# Description of the task
Every line of the material below must be repeated exactly.

*** Records for this exercise ***

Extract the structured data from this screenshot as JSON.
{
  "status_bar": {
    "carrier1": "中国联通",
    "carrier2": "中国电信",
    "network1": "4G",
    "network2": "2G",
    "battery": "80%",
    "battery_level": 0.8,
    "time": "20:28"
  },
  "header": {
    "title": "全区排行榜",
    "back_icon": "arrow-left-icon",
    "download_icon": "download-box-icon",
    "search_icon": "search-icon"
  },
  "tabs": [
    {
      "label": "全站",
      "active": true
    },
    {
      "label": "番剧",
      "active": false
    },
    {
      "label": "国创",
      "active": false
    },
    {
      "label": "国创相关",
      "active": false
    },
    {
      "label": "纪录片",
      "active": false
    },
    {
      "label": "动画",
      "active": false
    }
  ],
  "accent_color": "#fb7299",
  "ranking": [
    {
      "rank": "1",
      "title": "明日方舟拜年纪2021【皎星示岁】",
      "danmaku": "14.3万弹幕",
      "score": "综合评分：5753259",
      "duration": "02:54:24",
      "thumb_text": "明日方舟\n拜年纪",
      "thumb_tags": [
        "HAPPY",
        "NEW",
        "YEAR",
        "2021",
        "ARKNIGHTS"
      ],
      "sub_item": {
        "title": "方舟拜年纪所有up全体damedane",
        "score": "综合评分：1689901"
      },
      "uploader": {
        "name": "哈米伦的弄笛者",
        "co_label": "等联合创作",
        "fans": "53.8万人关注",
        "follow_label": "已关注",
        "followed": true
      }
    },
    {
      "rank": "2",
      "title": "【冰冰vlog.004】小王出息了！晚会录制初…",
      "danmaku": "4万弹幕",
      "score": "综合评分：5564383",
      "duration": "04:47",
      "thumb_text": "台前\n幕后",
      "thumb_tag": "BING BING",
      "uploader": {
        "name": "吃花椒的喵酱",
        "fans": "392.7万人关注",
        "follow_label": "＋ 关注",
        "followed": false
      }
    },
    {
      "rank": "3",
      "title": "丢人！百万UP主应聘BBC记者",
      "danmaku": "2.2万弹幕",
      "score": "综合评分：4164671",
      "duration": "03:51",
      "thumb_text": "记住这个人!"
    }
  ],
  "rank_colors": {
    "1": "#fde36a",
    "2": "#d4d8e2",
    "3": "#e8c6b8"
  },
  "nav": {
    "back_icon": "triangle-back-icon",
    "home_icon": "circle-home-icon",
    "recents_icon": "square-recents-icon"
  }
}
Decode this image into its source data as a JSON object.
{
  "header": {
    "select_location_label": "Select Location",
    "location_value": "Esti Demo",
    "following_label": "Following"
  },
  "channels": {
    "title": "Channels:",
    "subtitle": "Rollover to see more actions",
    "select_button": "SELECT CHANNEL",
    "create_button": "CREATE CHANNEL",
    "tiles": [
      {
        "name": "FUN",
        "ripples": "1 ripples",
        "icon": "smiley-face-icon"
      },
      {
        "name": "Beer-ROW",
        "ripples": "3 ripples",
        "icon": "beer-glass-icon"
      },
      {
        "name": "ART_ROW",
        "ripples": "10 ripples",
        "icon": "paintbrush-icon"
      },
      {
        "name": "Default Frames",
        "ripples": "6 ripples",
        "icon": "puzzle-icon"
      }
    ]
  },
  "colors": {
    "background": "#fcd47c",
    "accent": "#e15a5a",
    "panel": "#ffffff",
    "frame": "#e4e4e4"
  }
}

***

# Final result
Extract the structured data from this screenshot as JSON.
{
  "status_bar": {
    "carrier1": "中国联通",
    "carrier2": "中国电信",
    "network1": "4G",
    "network2": "2G",
    "battery": "80%",
    "battery_level": 0.8,
    "time": "20:28"
  },
  "header": {
    "title": "全区排行榜",
    "back_icon": "arrow-left-icon",
    "download_icon": "download-box-icon",
    "search_icon": "search-icon"
  },
  "tabs": [
    {
      "label": "全站",
      "active": true
    },
    {
      "label": "番剧",
      "active": false
    },
    {
      "label": "国创",
      "active": false
    },
    {
      "label": "国创相关",
      "active": false
    },
    {
      "label": "纪录片",
      "active": false
    },
    {
      "label": "动画",
      "active": false
    }
  ],
  "accent_color": "#fb7299",
  "ranking": [
    {
      "rank": "1",
      "title": "明日方舟拜年纪2021【皎星示岁】",
      "danmaku": "14.3万弹幕",
      "score": "综合评分：5753259",
      "duration": "02:54:24",
      "thumb_text": "明日方舟\n拜年纪",
      "thumb_tags": [
        "HAPPY",
        "NEW",
        "YEAR",
        "2021",
        "ARKNIGHTS"
      ],
      "sub_item": {
        "title": "方舟拜年纪所有up全体damedane",
        "score": "综合评分：1689901"
      },
      "uploader": {
        "name": "哈米伦的弄笛者",
        "co_label": "等联合创作",
        "fans": "53.8万人关注",
        "follow_label": "已关注",
        "followed": true
      }
    },
    {
      "rank": "2",
      "title": "【冰冰vlog.004】小王出息了！晚会录制初…",
      "danmaku": "4万弹幕",
      "score": "综合评分：5564383",
      "duration": "04:47",
      "thumb_text": "台前\n幕后",
      "thumb_tag": "BING BING",
      "uploader": {
        "name": "吃花椒的喵酱",
        "fans": "392.7万人关注",
        "follow_label": "＋ 关注",
        "followed": false
      }
    },
    {
      "rank": "3",
      "title": "丢人！百万UP主应聘BBC记者",
      "danmaku": "2.2万弹幕",
      "score": "综合评分：4164671",
      "duration": "03:51",
      "thumb_text": "记住这个人!"
    }
  ],
  "rank_colors": {
    "1": "#fde36a",
    "2": "#d4d8e2",
    "3": "#e8c6b8"
  },
  "nav": {
    "back_icon": "triangle-back-icon",
    "home_icon": "circle-home-icon",
    "recents_icon": "square-recents-icon"
  }
}
Decode this image into its source data as a JSON object.
{
  "header": {
    "select_location_label": "Select Location",
    "location_value": "Esti Demo",
    "following_label": "Following"
  },
  "channels": {
    "title": "Channels:",
    "subtitle": "Rollover to see more actions",
    "select_button": "SELECT CHANNEL",
    "create_button": "CREATE CHANNEL",
    "tiles": [
      {
        "name": "FUN",
        "ripples": "1 ripples",
        "icon": "smiley-face-icon"
      },
      {
        "name": "Beer-ROW",
        "ripples": "3 ripples",
        "icon": "beer-glass-icon"
      },
      {
        "name": "ART_ROW",
        "ripples": "10 ripples",
        "icon": "paintbrush-icon"
      },
      {
        "name": "Default Frames",
        "ripples": "6 ripples",
        "icon": "puzzle-icon"
      }
    ]
  },
  "colors": {
    "background": "#fcd47c",
    "accent": "#e15a5a",
    "panel": "#ffffff",
    "frame": "#e4e4e4"
  }
}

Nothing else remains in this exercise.